EXERCISE REQUIREMENTS >> List every line in this data where the string "used" occurs.

(Rows from a figure dataset)
════════════════════

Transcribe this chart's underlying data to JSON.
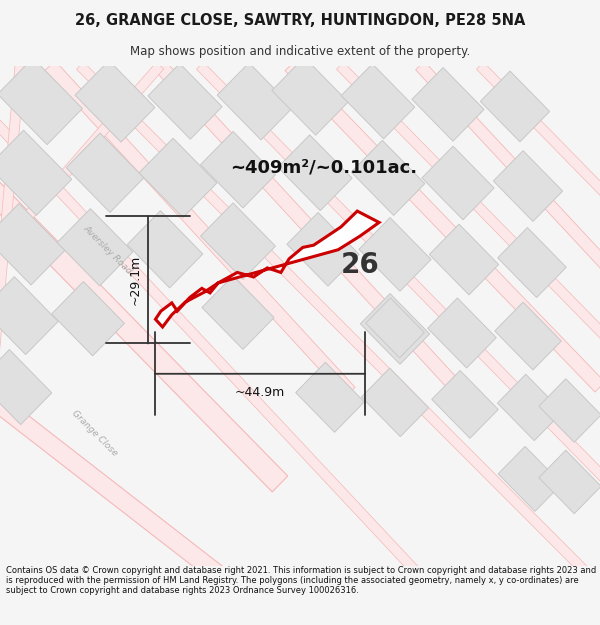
{
  "title": "26, GRANGE CLOSE, SAWTRY, HUNTINGDON, PE28 5NA",
  "subtitle": "Map shows position and indicative extent of the property.",
  "area_label": "~409m²/~0.101ac.",
  "width_label": "~44.9m",
  "height_label": "~29.1m",
  "number_label": "26",
  "footer": "Contains OS data © Crown copyright and database right 2021. This information is subject to Crown copyright and database rights 2023 and is reproduced with the permission of HM Land Registry. The polygons (including the associated geometry, namely x, y co-ordinates) are subject to Crown copyright and database rights 2023 Ordnance Survey 100026316.",
  "bg_color": "#f5f5f5",
  "map_bg": "#ffffff",
  "plot_color": "#cc0000",
  "road_color": "#f5b8b8",
  "road_outline_color": "#e8a0a0",
  "building_face": "#e0e0e0",
  "building_edge": "#c8c8c8",
  "title_fontsize": 10.5,
  "subtitle_fontsize": 8.5,
  "footer_fontsize": 6.0
}
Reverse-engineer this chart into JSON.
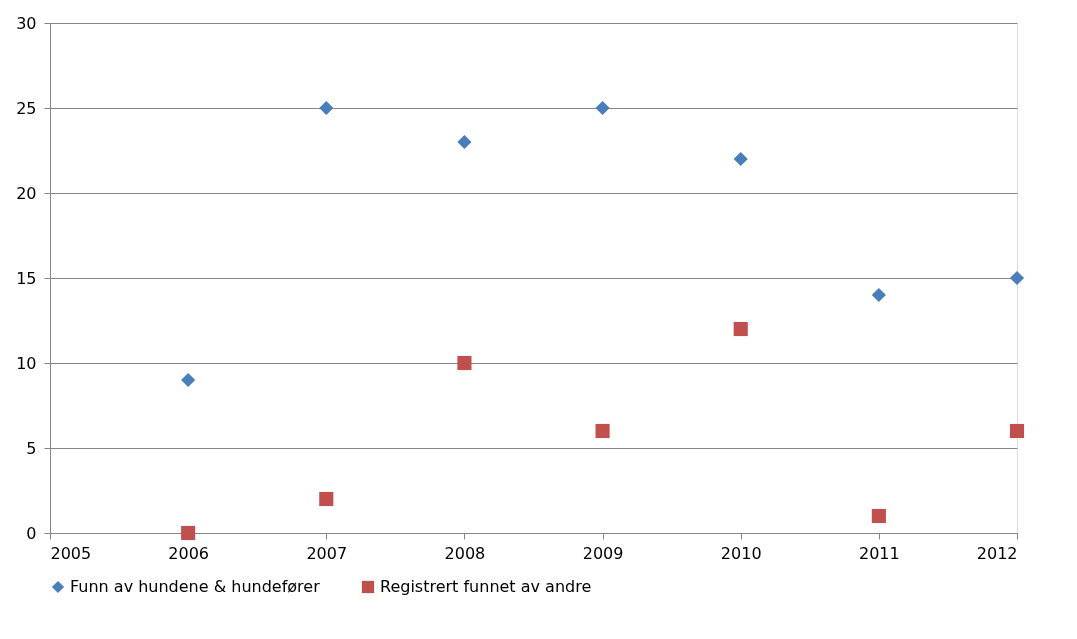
{
  "chart_data": {
    "type": "scatter",
    "x": [
      2006,
      2007,
      2008,
      2009,
      2010,
      2011,
      2012
    ],
    "series": [
      {
        "name": "Funn av hundene & hundefører",
        "color": "#4a7ebb",
        "marker": "diamond",
        "values": [
          9,
          25,
          23,
          25,
          22,
          14,
          15
        ]
      },
      {
        "name": "Registrert funnet av andre",
        "color": "#c0504d",
        "marker": "square",
        "values": [
          0,
          2,
          10,
          6,
          12,
          1,
          6
        ]
      }
    ],
    "xlim": [
      2005,
      2012
    ],
    "xticks": [
      2005,
      2006,
      2007,
      2008,
      2009,
      2010,
      2011,
      2012
    ],
    "ylim": [
      0,
      30
    ],
    "yticks": [
      0,
      5,
      10,
      15,
      20,
      25,
      30
    ],
    "grid": "y",
    "legend": "bottom"
  }
}
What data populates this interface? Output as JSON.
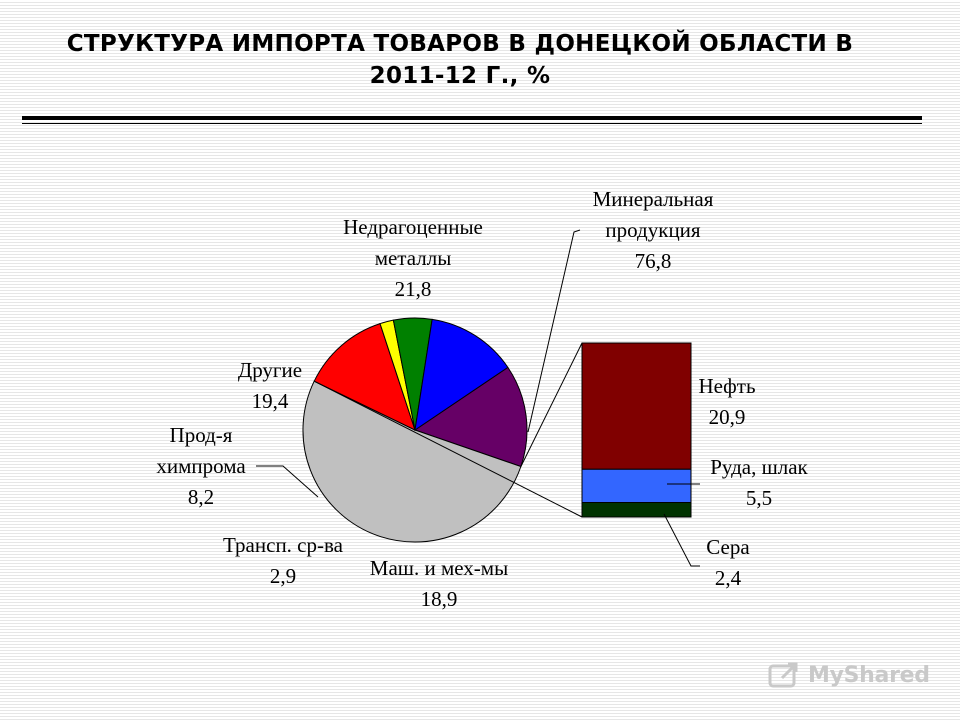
{
  "title": "СТРУКТУРА ИМПОРТА ТОВАРОВ В ДОНЕЦКОЙ ОБЛАСТИ В 2011-12 Г., %",
  "watermark": "MyShared",
  "chart_data": [
    {
      "type": "pie",
      "slices": [
        {
          "label_lines": [
            "Недрагоценные",
            "металлы"
          ],
          "value": 21.8,
          "value_text": "21,8",
          "color": "#660066"
        },
        {
          "label_lines": [
            "Минеральная",
            "продукция"
          ],
          "value": 76.8,
          "value_text": "76,8",
          "color": "#c0c0c0",
          "exploded_to_bar": true
        },
        {
          "label_lines": [
            "Маш. и мех-мы"
          ],
          "value": 18.9,
          "value_text": "18,9",
          "color": "#ff0000"
        },
        {
          "label_lines": [
            "Трансп. ср-ва"
          ],
          "value": 2.9,
          "value_text": "2,9",
          "color": "#ffff00"
        },
        {
          "label_lines": [
            "Прод-я",
            "химпрома"
          ],
          "value": 8.2,
          "value_text": "8,2",
          "color": "#008000"
        },
        {
          "label_lines": [
            "Другие"
          ],
          "value": 19.4,
          "value_text": "19,4",
          "color": "#0000ff"
        }
      ]
    },
    {
      "type": "bar",
      "stacked": true,
      "segments": [
        {
          "label_lines": [
            "Нефть"
          ],
          "value": 20.9,
          "value_text": "20,9",
          "color": "#800000"
        },
        {
          "label_lines": [
            "Руда, шлак"
          ],
          "value": 5.5,
          "value_text": "5,5",
          "color": "#3366ff"
        },
        {
          "label_lines": [
            "Сера"
          ],
          "value": 2.4,
          "value_text": "2,4",
          "color": "#003300"
        }
      ]
    }
  ]
}
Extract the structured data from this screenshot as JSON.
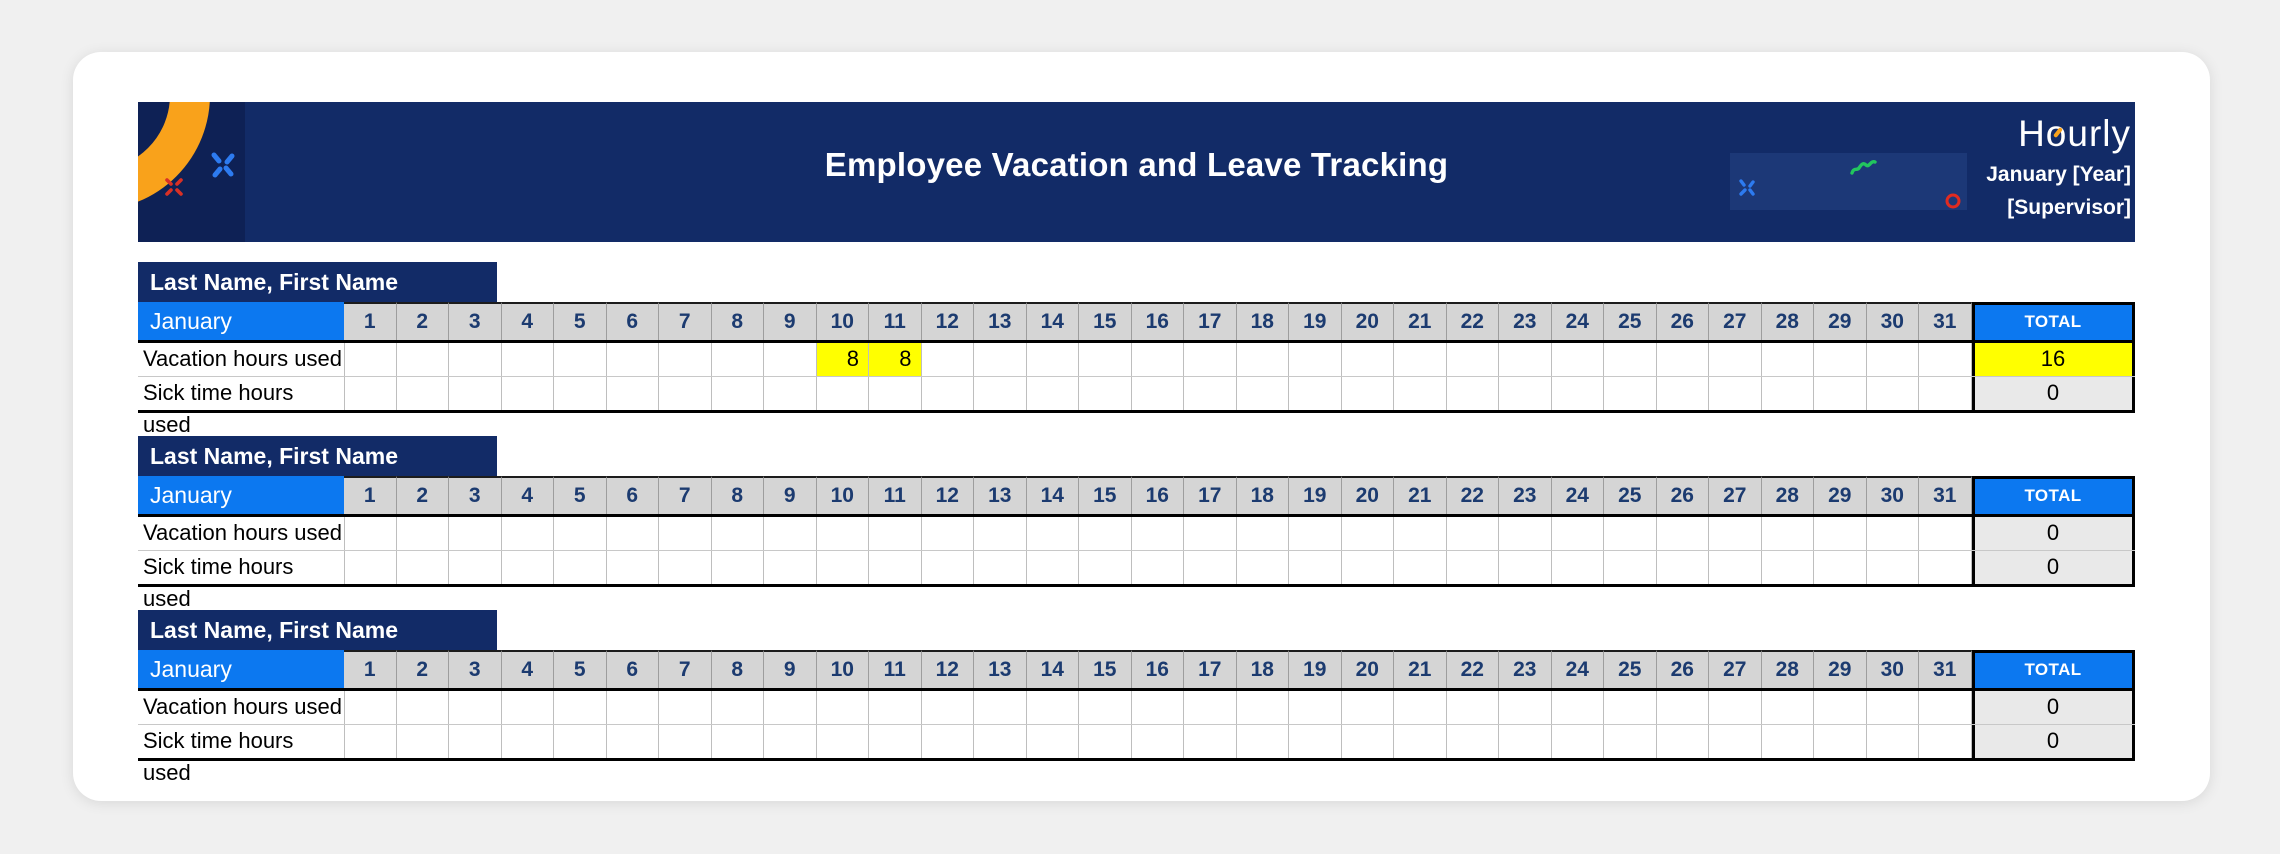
{
  "banner": {
    "title": "Employee Vacation and Leave Tracking",
    "brand": "Hourly",
    "period": "January [Year]",
    "supervisor": "[Supervisor]"
  },
  "calendar": {
    "month": "January",
    "days": [
      "1",
      "2",
      "3",
      "4",
      "5",
      "6",
      "7",
      "8",
      "9",
      "10",
      "11",
      "12",
      "13",
      "14",
      "15",
      "16",
      "17",
      "18",
      "19",
      "20",
      "21",
      "22",
      "23",
      "24",
      "25",
      "26",
      "27",
      "28",
      "29",
      "30",
      "31"
    ],
    "total_label": "TOTAL",
    "vacation_label": "Vacation hours used",
    "sick_label": "Sick time hours used"
  },
  "employees": [
    {
      "name": "Last Name, First Name",
      "vacation": {
        "values": {
          "10": "8",
          "11": "8"
        },
        "total": "16"
      },
      "sick": {
        "values": {},
        "total": "0"
      }
    },
    {
      "name": "Last Name, First Name",
      "vacation": {
        "values": {},
        "total": "0"
      },
      "sick": {
        "values": {},
        "total": "0"
      }
    },
    {
      "name": "Last Name, First Name",
      "vacation": {
        "values": {},
        "total": "0"
      },
      "sick": {
        "values": {},
        "total": "0"
      }
    }
  ],
  "colors": {
    "banner_navy": "#122B67",
    "header_blue": "#0C78F0",
    "day_header_gray": "#D5D5D5",
    "highlight_yellow": "#FFFF00",
    "total_gray": "#E9E9E9",
    "accent_orange": "#F9A21B"
  }
}
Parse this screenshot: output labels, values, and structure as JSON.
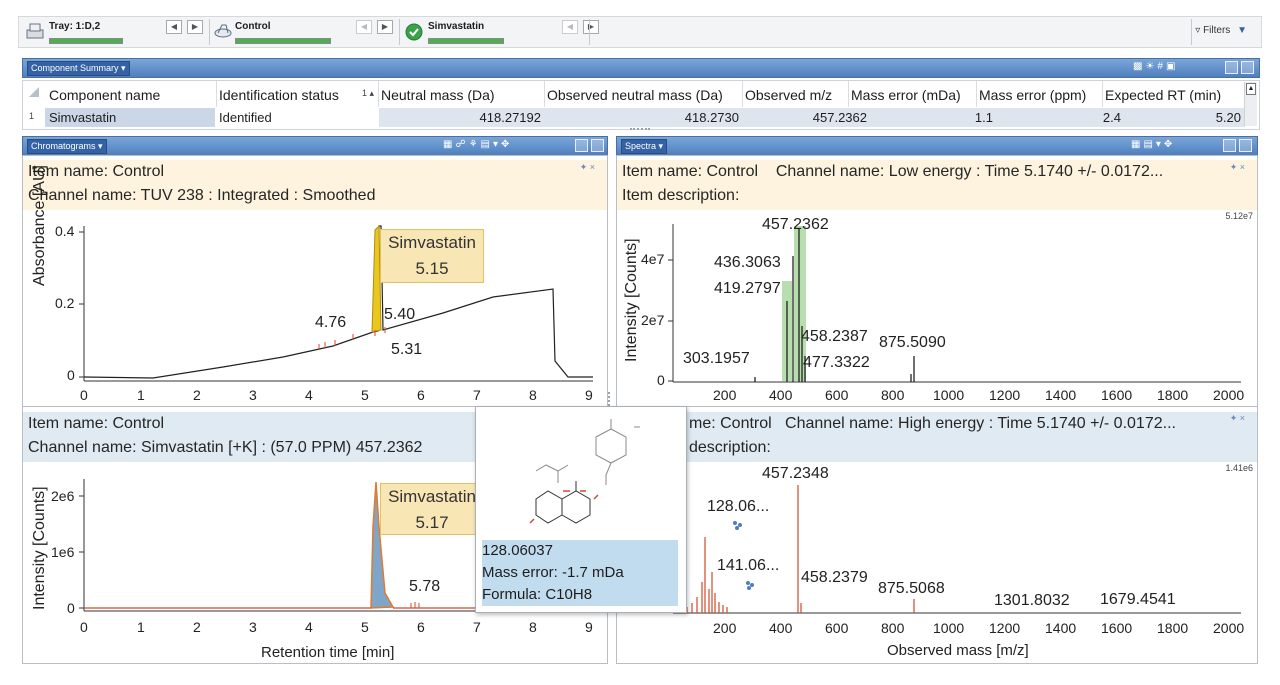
{
  "toolbar": {
    "tray_label": "Tray: 1:D,2",
    "control_label": "Control",
    "compound_label": "Simvastatin",
    "filters_label": "Filters",
    "progress": {
      "tray": 0.7,
      "control": 1.0,
      "compound": 1.0
    }
  },
  "component_summary": {
    "title": "Component Summary ▾",
    "headers": [
      "Component name",
      "Identification status",
      "Neutral mass (Da)",
      "Observed neutral mass (Da)",
      "Observed m/z",
      "Mass error (mDa)",
      "Mass error (ppm)",
      "Expected RT (min)"
    ],
    "row_number": "1",
    "sort_marker": "1 ▴",
    "row": [
      "Simvastatin",
      "Identified",
      "418.27192",
      "418.2730",
      "457.2362",
      "1.1",
      "2.4",
      "5.20"
    ]
  },
  "chromatograms": {
    "title": "Chromatograms ▾",
    "top": {
      "item_name": "Item name: Control",
      "channel_name": "Channel name: TUV 238 : Integrated : Smoothed",
      "ylabel": "Absorbance [AU]",
      "yticks": [
        "0.4",
        "0.2",
        "0"
      ],
      "xticks": [
        "0",
        "1",
        "2",
        "3",
        "4",
        "5",
        "6",
        "7",
        "8",
        "9"
      ],
      "annotation_name": "Simvastatin",
      "annotation_rt": "5.15",
      "peak_labels": [
        "4.76",
        "5.40",
        "5.31"
      ]
    },
    "bottom": {
      "item_name": "Item name: Control",
      "channel_name": "Channel name: Simvastatin [+K] : (57.0 PPM) 457.2362",
      "ylabel": "Intensity [Counts]",
      "yticks": [
        "2e6",
        "1e6",
        "0"
      ],
      "xticks": [
        "0",
        "1",
        "2",
        "3",
        "4",
        "5",
        "6",
        "7",
        "8",
        "9"
      ],
      "xlabel": "Retention time [min]",
      "annotation_name": "Simvastatin",
      "annotation_rt": "5.17",
      "peak_labels": [
        "5.78"
      ]
    }
  },
  "spectra": {
    "title": "Spectra ▾",
    "top": {
      "item_name": "Item name: Control",
      "channel_name": "Channel name: Low energy : Time 5.1740 +/- 0.0172...",
      "item_description": "Item description:",
      "scale": "5.12e7",
      "ylabel": "Intensity [Counts]",
      "yticks": [
        "4e7",
        "2e7",
        "0"
      ],
      "xticks": [
        "200",
        "400",
        "600",
        "800",
        "1000",
        "1200",
        "1400",
        "1600",
        "1800",
        "2000"
      ],
      "peak_labels": [
        "457.2362",
        "436.3063",
        "419.2797",
        "458.2387",
        "875.5090",
        "477.3322",
        "303.1957"
      ]
    },
    "bottom": {
      "item_name": "me: Control",
      "channel_name": "Channel name: High energy : Time 5.1740 +/- 0.0172...",
      "item_description": "description:",
      "scale": "1.41e6",
      "xticks": [
        "200",
        "400",
        "600",
        "800",
        "1000",
        "1200",
        "1400",
        "1600",
        "1800",
        "2000"
      ],
      "xlabel": "Observed mass [m/z]",
      "peak_labels": [
        "457.2348",
        "128.06...",
        "141.06...",
        "458.2379",
        "875.5068",
        "1301.8032",
        "1679.4541"
      ]
    }
  },
  "tooltip": {
    "mass": "128.06037",
    "mass_error": "Mass error: -1.7 mDa",
    "formula": "Formula: C10H8"
  },
  "colors": {
    "header_blue": "#4f7fbf",
    "info_yellow": "#fdf3df",
    "info_blue": "#dfeaf3",
    "annotation_fill": "#f8e6b4",
    "peak_red": "#d2492a",
    "peak_orange": "#e07a2e",
    "highlight_green": "#a6d49a",
    "progress_green": "#4caf50"
  }
}
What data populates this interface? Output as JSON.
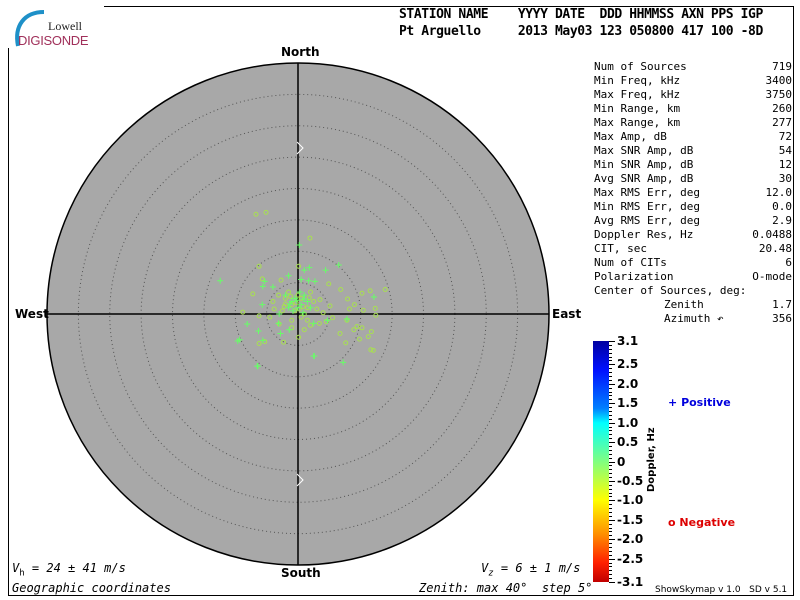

════════════════════

ANSWER IN FULL >>
    "vacation_label": "Vacation hours used",
    "sick_label": "Sick time hours used"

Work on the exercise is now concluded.